> MATERIAL:
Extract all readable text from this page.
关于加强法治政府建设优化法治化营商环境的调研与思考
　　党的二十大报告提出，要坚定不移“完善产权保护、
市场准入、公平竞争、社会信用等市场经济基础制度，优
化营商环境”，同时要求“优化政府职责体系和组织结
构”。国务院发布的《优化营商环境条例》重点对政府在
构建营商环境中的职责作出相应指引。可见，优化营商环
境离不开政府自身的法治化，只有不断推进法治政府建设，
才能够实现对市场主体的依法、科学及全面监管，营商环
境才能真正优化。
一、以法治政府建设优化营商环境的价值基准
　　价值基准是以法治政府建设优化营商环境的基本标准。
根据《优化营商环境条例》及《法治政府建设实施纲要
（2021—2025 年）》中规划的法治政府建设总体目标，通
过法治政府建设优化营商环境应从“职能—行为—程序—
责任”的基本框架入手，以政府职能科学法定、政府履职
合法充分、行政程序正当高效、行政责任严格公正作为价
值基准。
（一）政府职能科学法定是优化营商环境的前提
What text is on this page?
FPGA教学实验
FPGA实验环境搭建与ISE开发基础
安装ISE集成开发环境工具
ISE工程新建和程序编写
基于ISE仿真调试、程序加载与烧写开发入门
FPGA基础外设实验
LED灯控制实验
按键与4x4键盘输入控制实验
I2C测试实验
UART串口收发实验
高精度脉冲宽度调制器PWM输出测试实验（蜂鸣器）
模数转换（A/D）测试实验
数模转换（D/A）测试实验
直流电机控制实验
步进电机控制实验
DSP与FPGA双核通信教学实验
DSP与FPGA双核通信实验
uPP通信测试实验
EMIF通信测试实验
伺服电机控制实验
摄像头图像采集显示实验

> SHORT PROBLEM: Find all the lines containing "this" in the material, then copy them.

> CORRECT ANSWER:
Extract all readable text from this page.
What text is on this page?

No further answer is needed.